Pick out every line below that contains the word "axis" and copy those lines, treating uppercase and lowercase as different.

+++++

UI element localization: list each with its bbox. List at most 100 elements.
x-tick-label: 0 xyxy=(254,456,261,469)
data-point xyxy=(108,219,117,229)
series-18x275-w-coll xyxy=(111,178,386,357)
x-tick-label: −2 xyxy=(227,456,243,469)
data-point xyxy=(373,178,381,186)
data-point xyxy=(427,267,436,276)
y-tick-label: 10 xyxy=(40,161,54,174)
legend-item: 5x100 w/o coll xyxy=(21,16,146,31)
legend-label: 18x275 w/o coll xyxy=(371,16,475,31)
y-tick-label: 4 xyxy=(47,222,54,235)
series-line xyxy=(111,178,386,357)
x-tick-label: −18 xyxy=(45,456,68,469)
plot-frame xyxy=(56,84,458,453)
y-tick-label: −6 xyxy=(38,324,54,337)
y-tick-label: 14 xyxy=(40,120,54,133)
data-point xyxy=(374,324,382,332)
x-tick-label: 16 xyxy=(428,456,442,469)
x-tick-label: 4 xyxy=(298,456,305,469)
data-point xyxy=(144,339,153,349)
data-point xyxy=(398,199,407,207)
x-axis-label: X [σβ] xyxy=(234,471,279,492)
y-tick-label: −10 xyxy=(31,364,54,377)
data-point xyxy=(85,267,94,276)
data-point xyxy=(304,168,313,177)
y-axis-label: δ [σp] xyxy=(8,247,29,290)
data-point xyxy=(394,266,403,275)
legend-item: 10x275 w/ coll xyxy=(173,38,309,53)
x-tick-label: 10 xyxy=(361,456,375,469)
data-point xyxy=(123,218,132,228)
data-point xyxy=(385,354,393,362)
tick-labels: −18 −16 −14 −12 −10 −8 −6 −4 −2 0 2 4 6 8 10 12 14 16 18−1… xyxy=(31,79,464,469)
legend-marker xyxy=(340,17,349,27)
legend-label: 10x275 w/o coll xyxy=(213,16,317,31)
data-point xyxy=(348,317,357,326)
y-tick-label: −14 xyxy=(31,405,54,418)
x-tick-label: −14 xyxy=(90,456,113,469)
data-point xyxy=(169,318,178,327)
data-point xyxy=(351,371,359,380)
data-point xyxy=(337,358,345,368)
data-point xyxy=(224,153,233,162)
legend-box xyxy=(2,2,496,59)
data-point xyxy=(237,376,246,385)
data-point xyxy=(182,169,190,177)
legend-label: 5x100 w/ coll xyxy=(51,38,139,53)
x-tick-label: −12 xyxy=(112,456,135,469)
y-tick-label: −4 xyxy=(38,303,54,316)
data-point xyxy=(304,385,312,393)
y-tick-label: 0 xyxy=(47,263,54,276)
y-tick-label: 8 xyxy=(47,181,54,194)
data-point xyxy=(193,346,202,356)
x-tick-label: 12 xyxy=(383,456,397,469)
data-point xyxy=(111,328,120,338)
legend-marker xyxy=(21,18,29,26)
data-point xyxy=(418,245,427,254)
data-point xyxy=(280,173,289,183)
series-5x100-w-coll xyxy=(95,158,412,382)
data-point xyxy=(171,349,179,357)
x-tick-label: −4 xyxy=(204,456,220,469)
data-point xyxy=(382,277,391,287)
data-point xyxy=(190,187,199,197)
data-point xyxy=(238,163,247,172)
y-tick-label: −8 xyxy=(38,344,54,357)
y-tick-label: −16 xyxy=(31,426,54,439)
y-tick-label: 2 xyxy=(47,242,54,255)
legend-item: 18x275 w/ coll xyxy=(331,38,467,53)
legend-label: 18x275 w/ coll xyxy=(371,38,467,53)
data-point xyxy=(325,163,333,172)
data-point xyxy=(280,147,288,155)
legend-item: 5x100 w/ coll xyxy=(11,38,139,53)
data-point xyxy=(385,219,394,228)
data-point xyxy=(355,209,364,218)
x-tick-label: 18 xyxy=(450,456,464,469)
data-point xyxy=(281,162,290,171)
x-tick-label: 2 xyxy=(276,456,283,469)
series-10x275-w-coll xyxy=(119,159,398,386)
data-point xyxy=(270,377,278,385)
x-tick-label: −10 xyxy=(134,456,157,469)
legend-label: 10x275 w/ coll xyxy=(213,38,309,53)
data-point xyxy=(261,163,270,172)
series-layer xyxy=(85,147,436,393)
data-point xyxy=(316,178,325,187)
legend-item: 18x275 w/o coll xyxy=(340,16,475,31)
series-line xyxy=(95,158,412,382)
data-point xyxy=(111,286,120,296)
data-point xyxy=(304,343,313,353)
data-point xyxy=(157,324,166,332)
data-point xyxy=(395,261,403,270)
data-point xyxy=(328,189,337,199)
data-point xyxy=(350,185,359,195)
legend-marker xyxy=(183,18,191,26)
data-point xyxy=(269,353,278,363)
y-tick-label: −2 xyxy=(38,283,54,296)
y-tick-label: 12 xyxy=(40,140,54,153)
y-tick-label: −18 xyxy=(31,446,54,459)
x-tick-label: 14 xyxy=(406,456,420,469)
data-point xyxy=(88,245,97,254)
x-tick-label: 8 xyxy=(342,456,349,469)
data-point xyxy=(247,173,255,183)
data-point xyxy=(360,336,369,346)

+++++

**EXERCISE OUTPUT**
x-axis-label: X [σβ] xyxy=(234,471,279,492)
y-axis-label: δ [σp] xyxy=(8,247,29,290)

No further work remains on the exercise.